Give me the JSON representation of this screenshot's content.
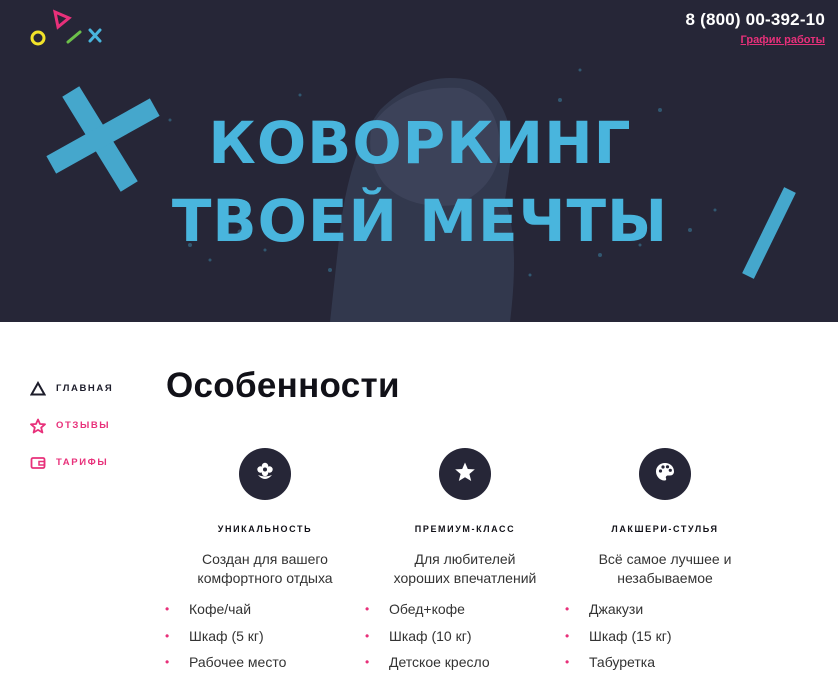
{
  "header": {
    "phone": "8 (800) 00-392-10",
    "schedule_link": "График работы"
  },
  "hero": {
    "headline_line1": "КОВОРКИНГ",
    "headline_line2": "ТВОЕЙ МЕЧТЫ"
  },
  "colors": {
    "dark": "#262637",
    "accent_pink": "#e8307a",
    "accent_blue": "#49b5dd",
    "logo_yellow": "#f2e32a",
    "logo_green": "#6cc04a"
  },
  "nav": {
    "items": [
      {
        "label": "ГЛАВНАЯ",
        "icon": "triangle-icon"
      },
      {
        "label": "ОТЗЫВЫ",
        "icon": "star-icon"
      },
      {
        "label": "ТАРИФЫ",
        "icon": "wallet-icon"
      }
    ]
  },
  "main": {
    "title": "Особенности",
    "features": [
      {
        "icon": "flower-icon",
        "title": "УНИКАЛЬНОСТЬ",
        "desc_line1": "Создан для вашего",
        "desc_line2": "комфортного отдыха",
        "items": [
          "Кофе/чай",
          "Шкаф (5 кг)",
          "Рабочее место"
        ]
      },
      {
        "icon": "star-icon",
        "title": "ПРЕМИУМ-КЛАСС",
        "desc_line1": "Для любителей",
        "desc_line2": "хороших впечатлений",
        "items": [
          "Обед+кофе",
          "Шкаф (10 кг)",
          "Детское кресло"
        ]
      },
      {
        "icon": "palette-icon",
        "title": "ЛАКШЕРИ-СТУЛЬЯ",
        "desc_line1": "Всё самое лучшее и",
        "desc_line2": "незабываемое",
        "items": [
          "Джакузи",
          "Шкаф (15 кг)",
          "Табуретка"
        ]
      }
    ]
  }
}
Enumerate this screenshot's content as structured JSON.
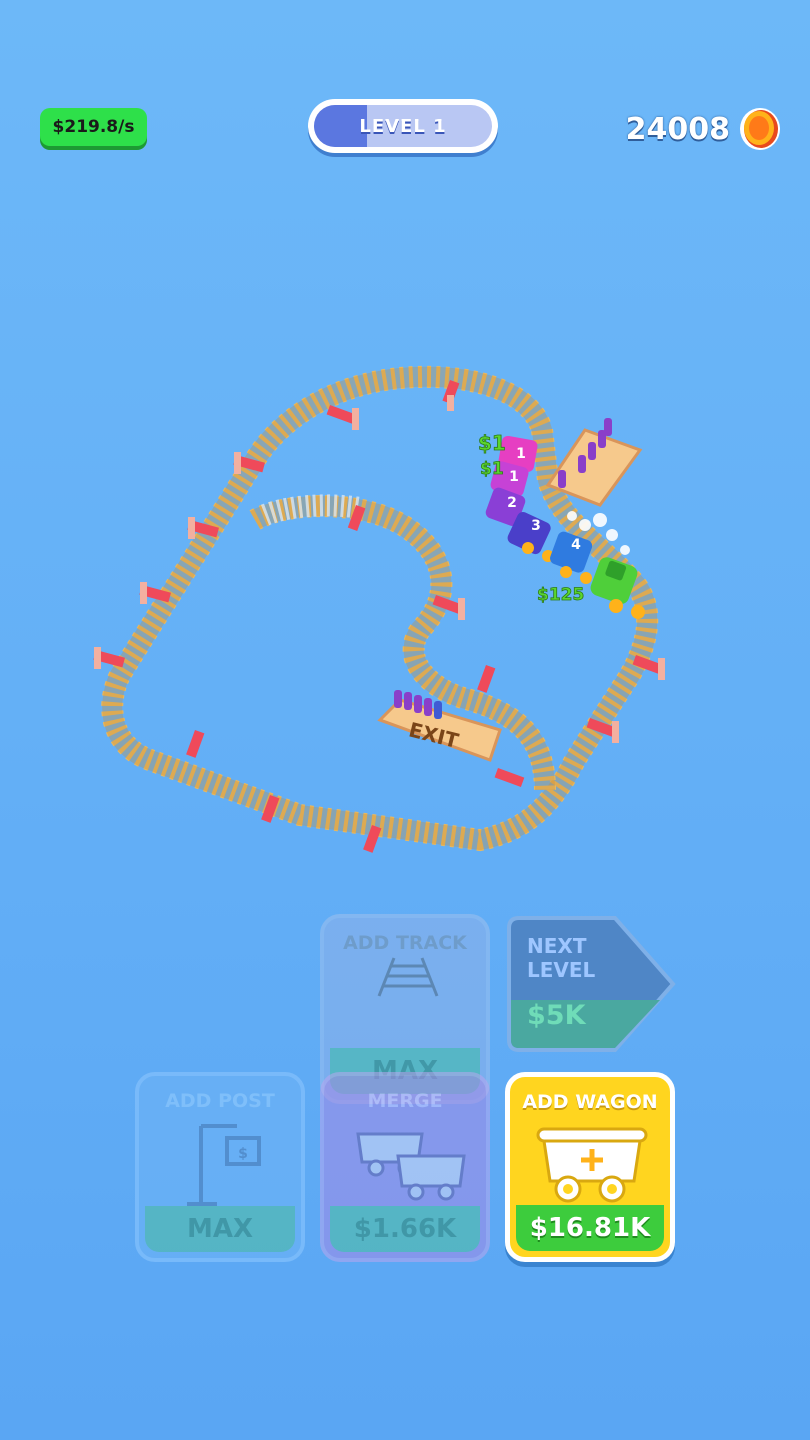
{
  "hud": {
    "income_rate": "$219.8/s",
    "level_label": "LEVEL 1",
    "level_progress": 0.3,
    "coins": "24008"
  },
  "board": {
    "exit_label": "EXIT",
    "floating_rewards": [
      "$1",
      "$1",
      "$125"
    ],
    "wagon_numbers": [
      "1",
      "1",
      "2",
      "3",
      "4"
    ]
  },
  "buttons": {
    "add_track": {
      "title": "ADD TRACK",
      "price": "MAX"
    },
    "next_level": {
      "title_line1": "NEXT",
      "title_line2": "LEVEL",
      "price": "$5K"
    },
    "add_post": {
      "title": "ADD POST",
      "price": "MAX"
    },
    "merge": {
      "title": "MERGE",
      "price": "$1.66K"
    },
    "add_wagon": {
      "title": "ADD WAGON",
      "price": "$16.81K"
    }
  },
  "colors": {
    "background": "#64b0f6",
    "track_ties": "#e8b860",
    "rail": "#c8903a",
    "post": "#ef4a5a",
    "income_badge": "#2ee04a",
    "add_wagon_yellow": "#ffd51f",
    "add_wagon_price": "#3dcc3d"
  },
  "icons": [
    "coin-icon",
    "track-icon",
    "post-icon",
    "merge-icon",
    "wagon-plus-icon"
  ]
}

#### [PROBLEM TO SOLVE]
With pictures left out, repeat exactly the lines from the line bearing "Enumerate this screenshot's" through the final line of the records above.

#### [RESPONSE TO THIS TASK]
Enumerate this screenshot's content as structured JSON.
{
  "hud": {
    "income_rate": "$219.8/s",
    "level_label": "LEVEL 1",
    "level_progress": 0.3,
    "coins": "24008"
  },
  "board": {
    "exit_label": "EXIT",
    "floating_rewards": [
      "$1",
      "$1",
      "$125"
    ],
    "wagon_numbers": [
      "1",
      "1",
      "2",
      "3",
      "4"
    ]
  },
  "buttons": {
    "add_track": {
      "title": "ADD TRACK",
      "price": "MAX"
    },
    "next_level": {
      "title_line1": "NEXT",
      "title_line2": "LEVEL",
      "price": "$5K"
    },
    "add_post": {
      "title": "ADD POST",
      "price": "MAX"
    },
    "merge": {
      "title": "MERGE",
      "price": "$1.66K"
    },
    "add_wagon": {
      "title": "ADD WAGON",
      "price": "$16.81K"
    }
  },
  "colors": {
    "background": "#64b0f6",
    "track_ties": "#e8b860",
    "rail": "#c8903a",
    "post": "#ef4a5a",
    "income_badge": "#2ee04a",
    "add_wagon_yellow": "#ffd51f",
    "add_wagon_price": "#3dcc3d"
  },
  "icons": [
    "coin-icon",
    "track-icon",
    "post-icon",
    "merge-icon",
    "wagon-plus-icon"
  ]
}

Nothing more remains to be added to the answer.